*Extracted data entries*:
━━━━━━━━━━━━━━━━━━━━━━━━━━━━━━

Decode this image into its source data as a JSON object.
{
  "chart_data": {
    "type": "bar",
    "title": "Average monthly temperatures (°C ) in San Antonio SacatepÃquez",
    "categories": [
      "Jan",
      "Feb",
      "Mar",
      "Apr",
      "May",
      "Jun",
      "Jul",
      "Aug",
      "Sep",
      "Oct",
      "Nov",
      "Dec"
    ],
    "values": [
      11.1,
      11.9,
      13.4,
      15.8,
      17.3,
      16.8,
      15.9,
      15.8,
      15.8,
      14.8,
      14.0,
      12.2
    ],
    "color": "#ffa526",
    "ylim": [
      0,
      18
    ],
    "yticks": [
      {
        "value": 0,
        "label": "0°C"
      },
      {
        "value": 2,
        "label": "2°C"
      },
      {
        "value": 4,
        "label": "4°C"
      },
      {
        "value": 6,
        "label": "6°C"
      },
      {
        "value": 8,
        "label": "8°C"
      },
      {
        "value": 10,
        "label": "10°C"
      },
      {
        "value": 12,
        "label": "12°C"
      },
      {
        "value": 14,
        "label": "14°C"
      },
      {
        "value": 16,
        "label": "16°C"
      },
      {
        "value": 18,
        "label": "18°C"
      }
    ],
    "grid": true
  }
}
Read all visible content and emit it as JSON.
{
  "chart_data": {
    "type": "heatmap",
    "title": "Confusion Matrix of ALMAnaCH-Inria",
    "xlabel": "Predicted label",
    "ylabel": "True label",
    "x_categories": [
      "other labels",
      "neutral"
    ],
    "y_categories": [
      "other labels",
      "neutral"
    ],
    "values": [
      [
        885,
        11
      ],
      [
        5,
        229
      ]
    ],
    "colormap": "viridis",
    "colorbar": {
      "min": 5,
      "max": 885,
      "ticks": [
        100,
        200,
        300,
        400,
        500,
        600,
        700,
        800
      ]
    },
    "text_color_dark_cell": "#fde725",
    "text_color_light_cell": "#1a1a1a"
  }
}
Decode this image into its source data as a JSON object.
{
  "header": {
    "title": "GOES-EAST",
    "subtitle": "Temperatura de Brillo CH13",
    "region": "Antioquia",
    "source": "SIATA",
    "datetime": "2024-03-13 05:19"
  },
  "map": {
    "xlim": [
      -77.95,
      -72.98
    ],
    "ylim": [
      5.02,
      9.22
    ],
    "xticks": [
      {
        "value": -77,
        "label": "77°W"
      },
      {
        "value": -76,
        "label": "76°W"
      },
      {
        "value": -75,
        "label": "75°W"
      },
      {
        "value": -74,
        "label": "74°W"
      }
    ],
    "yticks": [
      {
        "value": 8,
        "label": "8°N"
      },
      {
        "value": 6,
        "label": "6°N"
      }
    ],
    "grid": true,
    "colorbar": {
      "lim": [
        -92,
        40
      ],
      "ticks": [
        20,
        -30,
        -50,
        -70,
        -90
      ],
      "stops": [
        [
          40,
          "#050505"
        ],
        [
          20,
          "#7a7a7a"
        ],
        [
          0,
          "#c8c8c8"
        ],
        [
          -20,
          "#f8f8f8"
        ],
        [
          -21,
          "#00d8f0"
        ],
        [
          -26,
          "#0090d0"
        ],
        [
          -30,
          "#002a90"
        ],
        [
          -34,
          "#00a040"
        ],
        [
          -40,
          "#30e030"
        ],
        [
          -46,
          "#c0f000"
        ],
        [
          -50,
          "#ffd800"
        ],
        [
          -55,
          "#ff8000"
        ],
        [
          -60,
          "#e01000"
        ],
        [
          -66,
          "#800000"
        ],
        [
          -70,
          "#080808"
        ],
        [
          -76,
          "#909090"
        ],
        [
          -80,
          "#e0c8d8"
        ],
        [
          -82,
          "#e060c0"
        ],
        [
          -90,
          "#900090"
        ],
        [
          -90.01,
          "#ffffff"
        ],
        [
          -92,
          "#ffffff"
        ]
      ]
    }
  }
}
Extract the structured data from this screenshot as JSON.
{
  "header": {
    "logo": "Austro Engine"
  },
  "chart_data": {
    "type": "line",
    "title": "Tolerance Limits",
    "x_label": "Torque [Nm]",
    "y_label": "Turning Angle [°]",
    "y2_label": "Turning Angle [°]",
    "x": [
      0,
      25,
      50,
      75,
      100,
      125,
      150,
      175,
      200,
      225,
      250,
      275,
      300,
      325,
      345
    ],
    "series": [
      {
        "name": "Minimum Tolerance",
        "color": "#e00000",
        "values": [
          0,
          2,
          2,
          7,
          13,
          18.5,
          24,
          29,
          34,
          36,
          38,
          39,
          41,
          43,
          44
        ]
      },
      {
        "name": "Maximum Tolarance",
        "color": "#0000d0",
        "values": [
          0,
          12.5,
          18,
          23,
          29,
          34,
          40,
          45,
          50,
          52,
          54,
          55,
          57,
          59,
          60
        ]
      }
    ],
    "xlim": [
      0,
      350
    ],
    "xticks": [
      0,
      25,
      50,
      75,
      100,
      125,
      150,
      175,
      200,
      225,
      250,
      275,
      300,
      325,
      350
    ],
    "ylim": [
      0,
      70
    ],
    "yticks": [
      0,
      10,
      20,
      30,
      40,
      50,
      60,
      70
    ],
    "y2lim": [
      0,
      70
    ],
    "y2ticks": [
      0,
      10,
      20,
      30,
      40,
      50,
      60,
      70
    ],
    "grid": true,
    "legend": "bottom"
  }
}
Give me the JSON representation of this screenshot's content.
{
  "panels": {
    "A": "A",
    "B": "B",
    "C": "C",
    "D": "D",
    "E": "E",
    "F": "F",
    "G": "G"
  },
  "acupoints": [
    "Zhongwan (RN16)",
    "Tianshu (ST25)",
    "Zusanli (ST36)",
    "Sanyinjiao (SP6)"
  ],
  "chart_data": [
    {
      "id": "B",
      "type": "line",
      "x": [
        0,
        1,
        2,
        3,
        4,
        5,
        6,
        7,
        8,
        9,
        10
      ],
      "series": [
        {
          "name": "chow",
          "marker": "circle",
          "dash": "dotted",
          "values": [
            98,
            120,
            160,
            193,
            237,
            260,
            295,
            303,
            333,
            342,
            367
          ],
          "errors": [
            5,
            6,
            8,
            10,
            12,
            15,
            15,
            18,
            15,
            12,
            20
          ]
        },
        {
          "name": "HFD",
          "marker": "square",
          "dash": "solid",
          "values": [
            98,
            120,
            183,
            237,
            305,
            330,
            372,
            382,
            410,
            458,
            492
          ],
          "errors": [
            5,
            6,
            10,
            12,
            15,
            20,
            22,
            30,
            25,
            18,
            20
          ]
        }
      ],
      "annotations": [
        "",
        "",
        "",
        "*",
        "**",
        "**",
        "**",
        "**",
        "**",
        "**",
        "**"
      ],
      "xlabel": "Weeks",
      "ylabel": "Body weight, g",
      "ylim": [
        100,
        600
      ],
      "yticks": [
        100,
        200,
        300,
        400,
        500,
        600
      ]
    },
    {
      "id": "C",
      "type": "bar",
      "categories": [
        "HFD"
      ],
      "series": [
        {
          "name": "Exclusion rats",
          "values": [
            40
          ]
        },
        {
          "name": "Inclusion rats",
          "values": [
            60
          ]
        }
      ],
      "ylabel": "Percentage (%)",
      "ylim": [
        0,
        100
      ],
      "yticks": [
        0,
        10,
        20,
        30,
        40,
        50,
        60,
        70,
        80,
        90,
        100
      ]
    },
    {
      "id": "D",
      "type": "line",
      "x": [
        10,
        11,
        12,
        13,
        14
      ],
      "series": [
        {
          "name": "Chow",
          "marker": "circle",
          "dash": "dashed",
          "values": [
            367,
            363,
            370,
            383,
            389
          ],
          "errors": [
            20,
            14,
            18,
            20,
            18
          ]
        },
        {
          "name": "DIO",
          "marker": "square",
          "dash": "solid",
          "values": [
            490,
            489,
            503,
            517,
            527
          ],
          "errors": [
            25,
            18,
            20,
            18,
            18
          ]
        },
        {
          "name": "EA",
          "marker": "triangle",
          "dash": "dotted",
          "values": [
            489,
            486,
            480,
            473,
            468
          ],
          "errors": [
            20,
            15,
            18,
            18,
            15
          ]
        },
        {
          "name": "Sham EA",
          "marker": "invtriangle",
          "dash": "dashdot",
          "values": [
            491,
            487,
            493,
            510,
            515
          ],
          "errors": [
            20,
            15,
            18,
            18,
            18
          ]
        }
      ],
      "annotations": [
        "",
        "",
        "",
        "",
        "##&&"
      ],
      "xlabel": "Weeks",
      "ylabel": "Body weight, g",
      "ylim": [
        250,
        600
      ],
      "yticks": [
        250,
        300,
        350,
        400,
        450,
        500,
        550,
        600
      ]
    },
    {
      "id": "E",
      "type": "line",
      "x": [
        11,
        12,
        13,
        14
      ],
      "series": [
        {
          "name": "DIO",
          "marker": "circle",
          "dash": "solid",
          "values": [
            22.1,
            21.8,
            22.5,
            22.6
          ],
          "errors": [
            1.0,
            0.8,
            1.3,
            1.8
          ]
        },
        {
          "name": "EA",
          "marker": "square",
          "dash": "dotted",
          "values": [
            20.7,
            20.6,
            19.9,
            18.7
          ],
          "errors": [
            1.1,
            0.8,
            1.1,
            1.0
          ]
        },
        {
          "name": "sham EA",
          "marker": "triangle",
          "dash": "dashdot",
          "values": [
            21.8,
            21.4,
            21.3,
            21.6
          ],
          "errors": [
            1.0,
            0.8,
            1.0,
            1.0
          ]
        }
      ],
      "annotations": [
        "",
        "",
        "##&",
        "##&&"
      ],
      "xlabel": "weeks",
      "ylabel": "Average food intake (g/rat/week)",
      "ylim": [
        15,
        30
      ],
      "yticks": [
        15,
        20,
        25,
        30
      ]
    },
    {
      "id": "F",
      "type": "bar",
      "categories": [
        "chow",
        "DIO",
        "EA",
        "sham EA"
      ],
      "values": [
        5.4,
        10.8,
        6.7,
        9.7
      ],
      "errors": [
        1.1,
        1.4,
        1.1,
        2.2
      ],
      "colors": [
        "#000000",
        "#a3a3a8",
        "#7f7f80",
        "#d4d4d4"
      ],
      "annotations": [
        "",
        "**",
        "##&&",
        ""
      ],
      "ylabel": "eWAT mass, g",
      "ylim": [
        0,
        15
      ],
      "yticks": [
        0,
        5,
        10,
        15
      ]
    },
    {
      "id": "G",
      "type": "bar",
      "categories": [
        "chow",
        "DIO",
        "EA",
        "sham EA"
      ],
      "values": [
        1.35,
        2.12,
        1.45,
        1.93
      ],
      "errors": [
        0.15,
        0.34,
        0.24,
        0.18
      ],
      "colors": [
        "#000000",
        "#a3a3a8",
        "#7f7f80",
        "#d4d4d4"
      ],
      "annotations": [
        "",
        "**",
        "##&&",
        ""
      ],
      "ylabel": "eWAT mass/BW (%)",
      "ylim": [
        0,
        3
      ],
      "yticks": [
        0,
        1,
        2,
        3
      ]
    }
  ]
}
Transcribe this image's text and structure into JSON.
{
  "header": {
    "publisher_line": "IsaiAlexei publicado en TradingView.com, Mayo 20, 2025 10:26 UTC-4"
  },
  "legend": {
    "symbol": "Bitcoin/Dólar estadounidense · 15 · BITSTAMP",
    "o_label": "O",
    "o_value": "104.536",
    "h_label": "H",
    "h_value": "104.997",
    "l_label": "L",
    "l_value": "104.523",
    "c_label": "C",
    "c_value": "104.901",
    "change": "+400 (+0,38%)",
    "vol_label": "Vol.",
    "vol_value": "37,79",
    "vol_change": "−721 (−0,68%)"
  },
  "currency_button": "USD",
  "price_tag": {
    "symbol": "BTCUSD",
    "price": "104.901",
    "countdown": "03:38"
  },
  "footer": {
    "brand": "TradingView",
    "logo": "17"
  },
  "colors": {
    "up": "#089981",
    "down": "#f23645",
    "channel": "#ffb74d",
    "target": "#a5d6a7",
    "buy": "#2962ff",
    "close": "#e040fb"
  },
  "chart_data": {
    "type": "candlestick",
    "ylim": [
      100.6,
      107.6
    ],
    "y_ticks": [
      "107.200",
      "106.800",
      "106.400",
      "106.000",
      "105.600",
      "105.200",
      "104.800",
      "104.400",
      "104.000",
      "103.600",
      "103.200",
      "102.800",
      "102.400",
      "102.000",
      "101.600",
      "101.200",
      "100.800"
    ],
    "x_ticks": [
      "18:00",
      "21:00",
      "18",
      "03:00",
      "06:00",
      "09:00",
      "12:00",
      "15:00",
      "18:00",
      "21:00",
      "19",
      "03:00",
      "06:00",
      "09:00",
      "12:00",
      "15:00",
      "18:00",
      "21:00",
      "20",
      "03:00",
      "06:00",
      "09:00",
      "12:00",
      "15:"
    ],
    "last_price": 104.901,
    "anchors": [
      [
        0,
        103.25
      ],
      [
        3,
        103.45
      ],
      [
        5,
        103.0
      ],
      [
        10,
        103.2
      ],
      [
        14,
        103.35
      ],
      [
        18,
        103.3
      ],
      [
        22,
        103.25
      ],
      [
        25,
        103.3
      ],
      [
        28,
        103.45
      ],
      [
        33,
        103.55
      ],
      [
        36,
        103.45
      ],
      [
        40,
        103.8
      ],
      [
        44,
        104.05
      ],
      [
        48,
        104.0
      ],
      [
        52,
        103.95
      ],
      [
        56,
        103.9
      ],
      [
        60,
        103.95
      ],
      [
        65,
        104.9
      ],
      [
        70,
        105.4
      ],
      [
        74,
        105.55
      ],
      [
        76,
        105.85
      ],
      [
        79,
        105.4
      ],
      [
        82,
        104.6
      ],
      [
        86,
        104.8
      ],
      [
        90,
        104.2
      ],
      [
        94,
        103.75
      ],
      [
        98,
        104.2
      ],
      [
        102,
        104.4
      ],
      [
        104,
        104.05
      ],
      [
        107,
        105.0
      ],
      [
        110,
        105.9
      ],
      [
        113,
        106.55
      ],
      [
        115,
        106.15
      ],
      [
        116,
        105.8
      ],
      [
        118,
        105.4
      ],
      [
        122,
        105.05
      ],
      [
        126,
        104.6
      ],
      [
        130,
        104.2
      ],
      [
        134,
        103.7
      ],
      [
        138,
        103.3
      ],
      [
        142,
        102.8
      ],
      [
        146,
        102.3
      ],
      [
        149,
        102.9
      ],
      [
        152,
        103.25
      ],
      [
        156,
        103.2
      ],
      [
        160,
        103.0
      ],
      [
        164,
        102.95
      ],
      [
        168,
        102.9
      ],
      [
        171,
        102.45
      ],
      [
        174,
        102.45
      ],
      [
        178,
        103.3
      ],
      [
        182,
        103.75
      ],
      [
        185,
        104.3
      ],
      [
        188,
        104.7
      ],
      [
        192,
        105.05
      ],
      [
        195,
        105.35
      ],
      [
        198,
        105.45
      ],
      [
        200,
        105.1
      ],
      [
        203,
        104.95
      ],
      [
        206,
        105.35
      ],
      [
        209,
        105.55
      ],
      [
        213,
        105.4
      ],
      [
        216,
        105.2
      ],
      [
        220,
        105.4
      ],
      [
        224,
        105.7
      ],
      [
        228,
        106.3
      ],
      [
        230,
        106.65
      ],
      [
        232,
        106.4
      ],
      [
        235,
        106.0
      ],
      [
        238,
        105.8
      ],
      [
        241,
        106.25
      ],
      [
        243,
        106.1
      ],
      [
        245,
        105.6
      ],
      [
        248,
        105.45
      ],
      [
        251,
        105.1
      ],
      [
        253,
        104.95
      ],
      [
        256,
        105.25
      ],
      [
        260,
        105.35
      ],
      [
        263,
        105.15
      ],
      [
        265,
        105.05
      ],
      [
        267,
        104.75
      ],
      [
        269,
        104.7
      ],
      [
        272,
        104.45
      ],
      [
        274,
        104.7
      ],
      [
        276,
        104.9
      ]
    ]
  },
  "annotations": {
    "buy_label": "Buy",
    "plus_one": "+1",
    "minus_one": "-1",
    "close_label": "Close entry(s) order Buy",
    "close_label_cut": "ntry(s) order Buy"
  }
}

━━━━━━━━━━━━━━━━━━━━━━━━━━━━━━

*Task directions*:
Copy out each line of the data where the string "symbol" appears.

*Solution to this exercise*:
    "symbol": "Bitcoin/Dólar estadounidense · 15 · BITSTAMP",
    "symbol": "BTCUSD",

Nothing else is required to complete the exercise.